GIVEN EXERCISE - Every line holding the string "share" should be gathered.
## begin DATA ENTRIES
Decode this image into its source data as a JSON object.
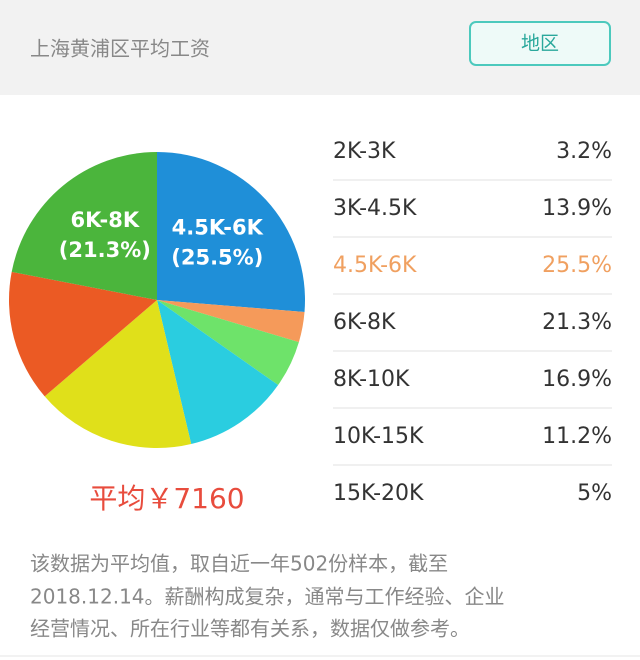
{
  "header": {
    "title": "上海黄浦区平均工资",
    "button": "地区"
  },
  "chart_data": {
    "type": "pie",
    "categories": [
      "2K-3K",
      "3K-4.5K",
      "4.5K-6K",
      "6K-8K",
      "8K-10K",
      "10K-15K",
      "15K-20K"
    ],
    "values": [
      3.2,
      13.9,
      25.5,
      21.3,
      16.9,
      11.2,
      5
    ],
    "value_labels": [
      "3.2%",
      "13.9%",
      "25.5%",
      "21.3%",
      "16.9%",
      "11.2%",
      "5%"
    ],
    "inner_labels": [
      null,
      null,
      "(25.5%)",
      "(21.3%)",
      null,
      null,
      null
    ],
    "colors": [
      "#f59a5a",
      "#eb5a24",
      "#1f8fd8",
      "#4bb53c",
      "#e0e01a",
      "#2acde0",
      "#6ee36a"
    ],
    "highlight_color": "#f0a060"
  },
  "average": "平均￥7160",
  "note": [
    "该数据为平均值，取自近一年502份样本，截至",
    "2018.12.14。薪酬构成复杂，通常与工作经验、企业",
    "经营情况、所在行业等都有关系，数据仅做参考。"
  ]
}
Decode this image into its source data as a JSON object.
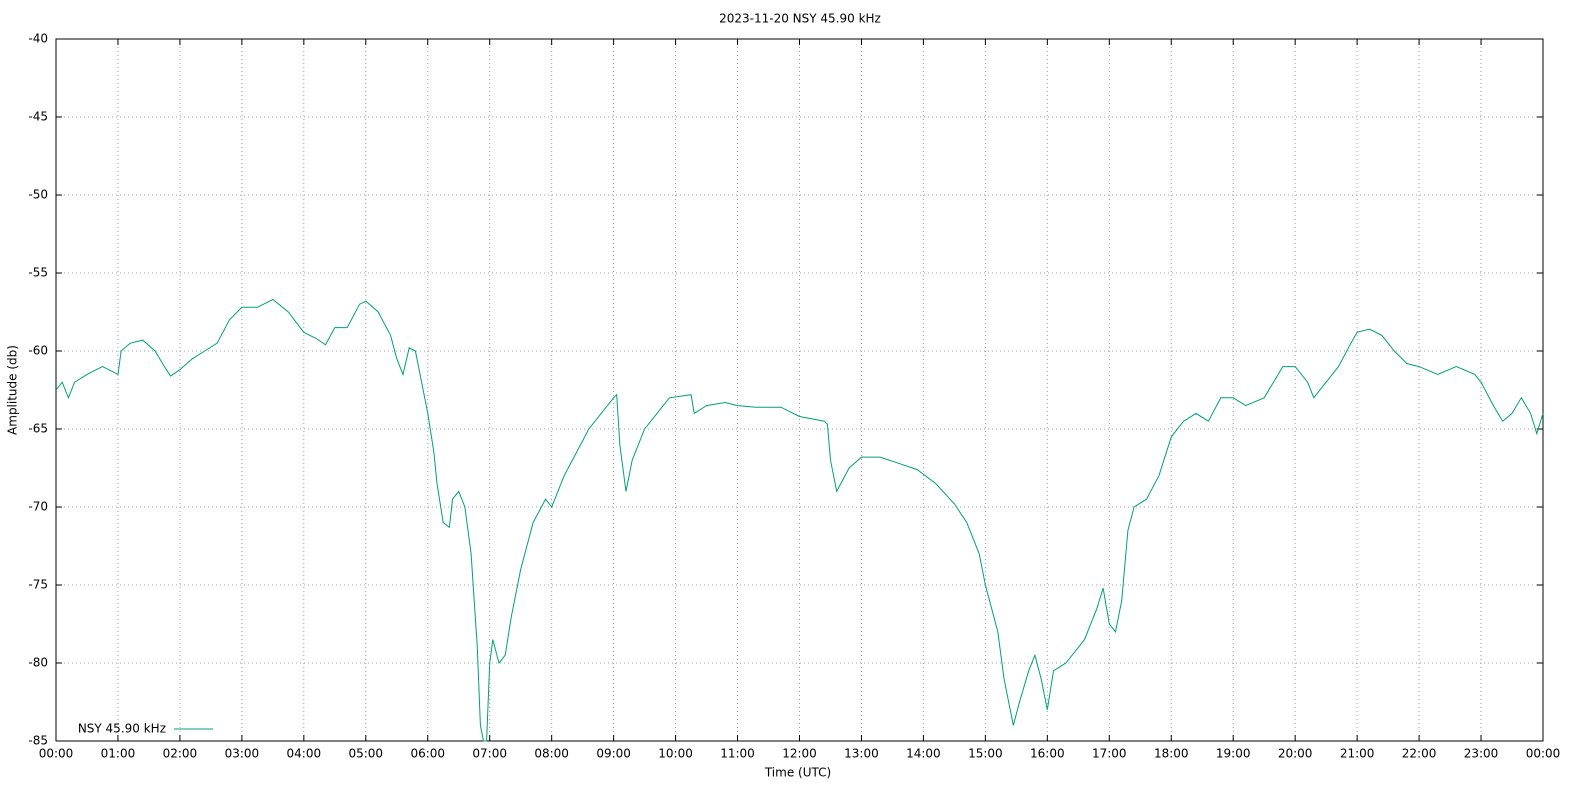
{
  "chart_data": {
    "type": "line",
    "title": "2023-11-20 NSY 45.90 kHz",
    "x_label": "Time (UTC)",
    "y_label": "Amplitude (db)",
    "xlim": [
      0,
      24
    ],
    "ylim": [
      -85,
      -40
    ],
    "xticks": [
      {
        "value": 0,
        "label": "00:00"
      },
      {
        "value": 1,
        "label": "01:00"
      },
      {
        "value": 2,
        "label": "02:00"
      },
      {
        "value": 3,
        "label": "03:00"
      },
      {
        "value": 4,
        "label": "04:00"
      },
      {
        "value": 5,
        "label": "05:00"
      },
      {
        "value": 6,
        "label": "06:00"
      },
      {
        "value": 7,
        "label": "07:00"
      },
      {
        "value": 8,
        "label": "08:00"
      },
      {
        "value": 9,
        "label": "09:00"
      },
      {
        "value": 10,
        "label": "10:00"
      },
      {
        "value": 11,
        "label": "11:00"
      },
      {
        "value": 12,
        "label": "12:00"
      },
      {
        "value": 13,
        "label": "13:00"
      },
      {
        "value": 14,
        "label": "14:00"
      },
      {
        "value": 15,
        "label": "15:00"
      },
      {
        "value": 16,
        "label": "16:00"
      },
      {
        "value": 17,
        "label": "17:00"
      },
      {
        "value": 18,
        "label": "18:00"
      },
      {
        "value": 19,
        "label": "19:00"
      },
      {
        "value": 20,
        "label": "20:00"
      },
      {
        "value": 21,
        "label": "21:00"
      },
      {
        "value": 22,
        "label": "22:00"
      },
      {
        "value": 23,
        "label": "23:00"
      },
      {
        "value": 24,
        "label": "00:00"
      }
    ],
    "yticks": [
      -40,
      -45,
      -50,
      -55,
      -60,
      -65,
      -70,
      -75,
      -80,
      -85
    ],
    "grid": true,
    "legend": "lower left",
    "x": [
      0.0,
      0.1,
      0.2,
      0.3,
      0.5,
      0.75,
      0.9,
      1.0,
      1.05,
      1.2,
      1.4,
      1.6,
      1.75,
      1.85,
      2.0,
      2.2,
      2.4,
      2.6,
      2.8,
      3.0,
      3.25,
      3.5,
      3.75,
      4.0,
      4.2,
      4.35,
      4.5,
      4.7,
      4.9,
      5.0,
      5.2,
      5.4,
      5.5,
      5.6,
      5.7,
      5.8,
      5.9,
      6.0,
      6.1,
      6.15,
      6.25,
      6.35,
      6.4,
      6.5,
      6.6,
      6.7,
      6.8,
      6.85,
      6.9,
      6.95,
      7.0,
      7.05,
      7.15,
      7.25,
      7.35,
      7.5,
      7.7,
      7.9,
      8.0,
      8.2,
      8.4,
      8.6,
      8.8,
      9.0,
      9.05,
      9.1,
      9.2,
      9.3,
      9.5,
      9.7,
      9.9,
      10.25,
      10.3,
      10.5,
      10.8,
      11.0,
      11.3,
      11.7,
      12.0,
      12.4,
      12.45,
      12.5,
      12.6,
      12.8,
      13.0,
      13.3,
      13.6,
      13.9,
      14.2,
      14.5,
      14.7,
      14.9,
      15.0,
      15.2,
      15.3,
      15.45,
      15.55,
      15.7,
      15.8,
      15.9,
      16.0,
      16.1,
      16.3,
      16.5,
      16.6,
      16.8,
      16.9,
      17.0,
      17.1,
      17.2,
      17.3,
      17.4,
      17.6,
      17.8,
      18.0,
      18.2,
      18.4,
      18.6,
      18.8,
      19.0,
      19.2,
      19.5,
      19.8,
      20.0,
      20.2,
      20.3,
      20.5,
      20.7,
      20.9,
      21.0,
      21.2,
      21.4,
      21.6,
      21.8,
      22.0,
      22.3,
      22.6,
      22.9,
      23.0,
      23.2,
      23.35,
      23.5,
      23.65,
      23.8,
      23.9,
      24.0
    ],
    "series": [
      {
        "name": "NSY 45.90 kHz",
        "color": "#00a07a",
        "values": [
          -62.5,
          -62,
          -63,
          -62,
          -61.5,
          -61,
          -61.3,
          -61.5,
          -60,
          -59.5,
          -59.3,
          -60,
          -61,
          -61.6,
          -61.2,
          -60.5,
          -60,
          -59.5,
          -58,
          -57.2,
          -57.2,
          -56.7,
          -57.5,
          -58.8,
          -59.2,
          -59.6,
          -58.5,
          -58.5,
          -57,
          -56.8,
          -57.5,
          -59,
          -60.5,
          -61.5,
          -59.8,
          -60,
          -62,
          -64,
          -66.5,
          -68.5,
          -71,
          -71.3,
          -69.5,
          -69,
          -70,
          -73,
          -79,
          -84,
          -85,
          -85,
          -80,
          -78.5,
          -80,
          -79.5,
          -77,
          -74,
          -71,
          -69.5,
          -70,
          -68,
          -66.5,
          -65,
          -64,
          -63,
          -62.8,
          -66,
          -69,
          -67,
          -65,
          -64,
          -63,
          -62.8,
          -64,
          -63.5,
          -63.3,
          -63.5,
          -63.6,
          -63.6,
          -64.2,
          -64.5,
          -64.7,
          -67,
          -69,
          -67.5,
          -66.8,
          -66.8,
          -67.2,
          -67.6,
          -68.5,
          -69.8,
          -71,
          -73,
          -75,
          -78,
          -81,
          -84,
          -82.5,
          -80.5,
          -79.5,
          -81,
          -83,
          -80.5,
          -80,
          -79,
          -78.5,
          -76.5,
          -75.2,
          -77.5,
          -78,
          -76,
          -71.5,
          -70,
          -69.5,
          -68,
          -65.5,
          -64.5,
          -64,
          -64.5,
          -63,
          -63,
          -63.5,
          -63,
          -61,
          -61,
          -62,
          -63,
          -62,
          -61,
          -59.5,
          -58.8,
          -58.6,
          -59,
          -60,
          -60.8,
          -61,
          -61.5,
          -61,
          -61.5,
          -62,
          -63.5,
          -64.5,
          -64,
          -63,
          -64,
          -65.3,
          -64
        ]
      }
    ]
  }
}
## end DATA ENTRIES
## begin DATA ENTRIES
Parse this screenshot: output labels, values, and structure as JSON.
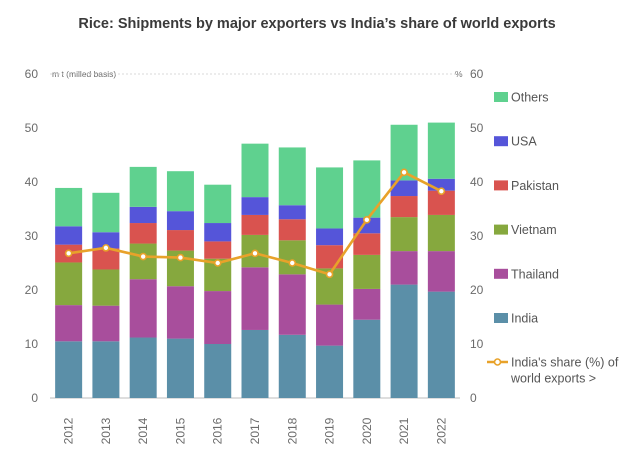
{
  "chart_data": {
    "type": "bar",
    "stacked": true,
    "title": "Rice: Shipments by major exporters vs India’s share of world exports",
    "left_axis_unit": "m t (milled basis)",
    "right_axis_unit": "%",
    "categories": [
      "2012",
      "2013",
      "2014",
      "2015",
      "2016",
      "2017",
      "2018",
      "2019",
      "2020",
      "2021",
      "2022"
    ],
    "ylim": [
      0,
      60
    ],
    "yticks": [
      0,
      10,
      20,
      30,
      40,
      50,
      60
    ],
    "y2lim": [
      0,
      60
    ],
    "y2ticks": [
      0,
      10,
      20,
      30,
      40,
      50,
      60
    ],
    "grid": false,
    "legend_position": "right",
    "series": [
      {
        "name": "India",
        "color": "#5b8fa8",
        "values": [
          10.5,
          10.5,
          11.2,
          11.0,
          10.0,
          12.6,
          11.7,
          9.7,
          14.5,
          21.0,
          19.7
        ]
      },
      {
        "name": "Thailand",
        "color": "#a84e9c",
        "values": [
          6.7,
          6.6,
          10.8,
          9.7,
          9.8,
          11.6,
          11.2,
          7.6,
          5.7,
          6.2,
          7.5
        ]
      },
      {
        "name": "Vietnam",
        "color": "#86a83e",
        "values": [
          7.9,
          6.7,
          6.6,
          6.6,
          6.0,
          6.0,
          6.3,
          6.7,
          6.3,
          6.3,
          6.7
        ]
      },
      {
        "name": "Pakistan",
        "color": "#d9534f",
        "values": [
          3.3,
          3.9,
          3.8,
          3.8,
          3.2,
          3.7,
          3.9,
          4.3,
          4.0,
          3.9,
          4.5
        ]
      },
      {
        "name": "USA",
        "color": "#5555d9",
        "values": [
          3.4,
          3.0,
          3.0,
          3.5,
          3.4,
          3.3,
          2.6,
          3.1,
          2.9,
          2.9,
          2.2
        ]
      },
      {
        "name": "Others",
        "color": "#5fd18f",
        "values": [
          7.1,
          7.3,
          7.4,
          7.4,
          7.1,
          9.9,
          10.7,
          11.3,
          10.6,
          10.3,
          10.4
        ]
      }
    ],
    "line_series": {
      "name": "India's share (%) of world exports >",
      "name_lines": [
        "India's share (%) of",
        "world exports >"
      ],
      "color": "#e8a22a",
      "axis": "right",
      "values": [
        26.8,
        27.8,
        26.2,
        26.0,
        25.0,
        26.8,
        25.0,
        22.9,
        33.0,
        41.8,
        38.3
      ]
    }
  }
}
## end DATA ENTRIES
SOLUTION TO THE PROBLEM -
    "title": "Rice: Shipments by major exporters vs India’s share of world exports",
      "name": "India's share (%) of world exports >",
        "India's share (%) of",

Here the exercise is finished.